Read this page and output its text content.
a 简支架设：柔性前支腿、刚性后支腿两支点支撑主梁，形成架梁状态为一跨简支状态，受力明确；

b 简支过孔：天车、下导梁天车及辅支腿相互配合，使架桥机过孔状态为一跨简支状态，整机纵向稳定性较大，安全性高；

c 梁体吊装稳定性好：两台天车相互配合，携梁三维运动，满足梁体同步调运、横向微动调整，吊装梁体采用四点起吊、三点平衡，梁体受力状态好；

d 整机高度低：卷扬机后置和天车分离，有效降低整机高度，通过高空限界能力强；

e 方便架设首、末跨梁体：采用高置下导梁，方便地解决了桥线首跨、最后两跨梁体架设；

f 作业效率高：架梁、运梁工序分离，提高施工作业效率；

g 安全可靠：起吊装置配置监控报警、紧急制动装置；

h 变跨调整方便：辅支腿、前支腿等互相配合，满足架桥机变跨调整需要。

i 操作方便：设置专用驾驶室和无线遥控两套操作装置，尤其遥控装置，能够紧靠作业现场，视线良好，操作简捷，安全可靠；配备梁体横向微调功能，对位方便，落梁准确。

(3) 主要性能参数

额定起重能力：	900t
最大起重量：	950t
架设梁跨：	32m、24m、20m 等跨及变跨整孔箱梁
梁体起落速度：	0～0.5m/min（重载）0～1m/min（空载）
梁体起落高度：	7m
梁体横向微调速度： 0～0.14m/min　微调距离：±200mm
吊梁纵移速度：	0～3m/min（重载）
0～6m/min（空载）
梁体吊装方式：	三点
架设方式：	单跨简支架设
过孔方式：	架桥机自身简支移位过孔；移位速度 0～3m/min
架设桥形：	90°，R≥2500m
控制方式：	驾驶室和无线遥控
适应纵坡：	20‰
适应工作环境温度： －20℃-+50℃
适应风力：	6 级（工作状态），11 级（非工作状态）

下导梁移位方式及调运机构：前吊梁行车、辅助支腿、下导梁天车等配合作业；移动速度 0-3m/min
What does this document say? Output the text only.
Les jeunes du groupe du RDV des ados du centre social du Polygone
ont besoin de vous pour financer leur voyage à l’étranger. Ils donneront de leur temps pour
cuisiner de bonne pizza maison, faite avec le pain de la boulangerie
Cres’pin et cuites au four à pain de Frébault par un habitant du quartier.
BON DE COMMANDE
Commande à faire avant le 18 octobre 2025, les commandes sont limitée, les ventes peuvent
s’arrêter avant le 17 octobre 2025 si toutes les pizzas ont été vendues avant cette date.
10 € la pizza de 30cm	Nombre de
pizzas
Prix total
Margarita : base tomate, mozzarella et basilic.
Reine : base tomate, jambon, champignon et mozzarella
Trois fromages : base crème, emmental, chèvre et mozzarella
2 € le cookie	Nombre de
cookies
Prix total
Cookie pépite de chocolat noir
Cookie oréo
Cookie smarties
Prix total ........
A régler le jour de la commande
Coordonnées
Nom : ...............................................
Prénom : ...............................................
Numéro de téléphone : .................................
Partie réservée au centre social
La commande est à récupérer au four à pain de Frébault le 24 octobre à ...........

* **What you will do**
Repeat the material in full, exactly as it stands.

* **Response**
Read this page and output its text content.
a 简支架设：柔性前支腿、刚性后支腿两支点支撑主梁，形成架梁状态为一跨简支状态，受力明确；

b 简支过孔：天车、下导梁天车及辅支腿相互配合，使架桥机过孔状态为一跨简支状态，整机纵向稳定性较大，安全性高；

c 梁体吊装稳定性好：两台天车相互配合，携梁三维运动，满足梁体同步调运、横向微动调整，吊装梁体采用四点起吊、三点平衡，梁体受力状态好；

d 整机高度低：卷扬机后置和天车分离，有效降低整机高度，通过高空限界能力强；

e 方便架设首、末跨梁体：采用高置下导梁，方便地解决了桥线首跨、最后两跨梁体架设；

f 作业效率高：架梁、运梁工序分离，提高施工作业效率；

g 安全可靠：起吊装置配置监控报警、紧急制动装置；

h 变跨调整方便：辅支腿、前支腿等互相配合，满足架桥机变跨调整需要。

i 操作方便：设置专用驾驶室和无线遥控两套操作装置，尤其遥控装置，能够紧靠作业现场，视线良好，操作简捷，安全可靠；配备梁体横向微调功能，对位方便，落梁准确。

(3) 主要性能参数

额定起重能力：	900t
最大起重量：	950t
架设梁跨：	32m、24m、20m 等跨及变跨整孔箱梁
梁体起落速度：	0～0.5m/min（重载）0～1m/min（空载）
梁体起落高度：	7m
梁体横向微调速度： 0～0.14m/min　微调距离：±200mm
吊梁纵移速度：	0～3m/min（重载）
0～6m/min（空载）
梁体吊装方式：	三点
架设方式：	单跨简支架设
过孔方式：	架桥机自身简支移位过孔；移位速度 0～3m/min
架设桥形：	90°，R≥2500m
控制方式：	驾驶室和无线遥控
适应纵坡：	20‰
适应工作环境温度： －20℃-+50℃
适应风力：	6 级（工作状态），11 级（非工作状态）

下导梁移位方式及调运机构：前吊梁行车、辅助支腿、下导梁天车等配合作业；移动速度 0-3m/min
What does this document say? Output the text only.
Les jeunes du groupe du RDV des ados du centre social du Polygone
ont besoin de vous pour financer leur voyage à l’étranger. Ils donneront de leur temps pour
cuisiner de bonne pizza maison, faite avec le pain de la boulangerie
Cres’pin et cuites au four à pain de Frébault par un habitant du quartier.
BON DE COMMANDE
Commande à faire avant le 18 octobre 2025, les commandes sont limitée, les ventes peuvent
s’arrêter avant le 17 octobre 2025 si toutes les pizzas ont été vendues avant cette date.
10 € la pizza de 30cm	Nombre de
pizzas
Prix total
Margarita : base tomate, mozzarella et basilic.
Reine : base tomate, jambon, champignon et mozzarella
Trois fromages : base crème, emmental, chèvre et mozzarella
2 € le cookie	Nombre de
cookies
Prix total
Cookie pépite de chocolat noir
Cookie oréo
Cookie smarties
Prix total ........
A régler le jour de la commande
Coordonnées
Nom : ...............................................
Prénom : ...............................................
Numéro de téléphone : .................................
Partie réservée au centre social
La commande est à récupérer au four à pain de Frébault le 24 octobre à ...........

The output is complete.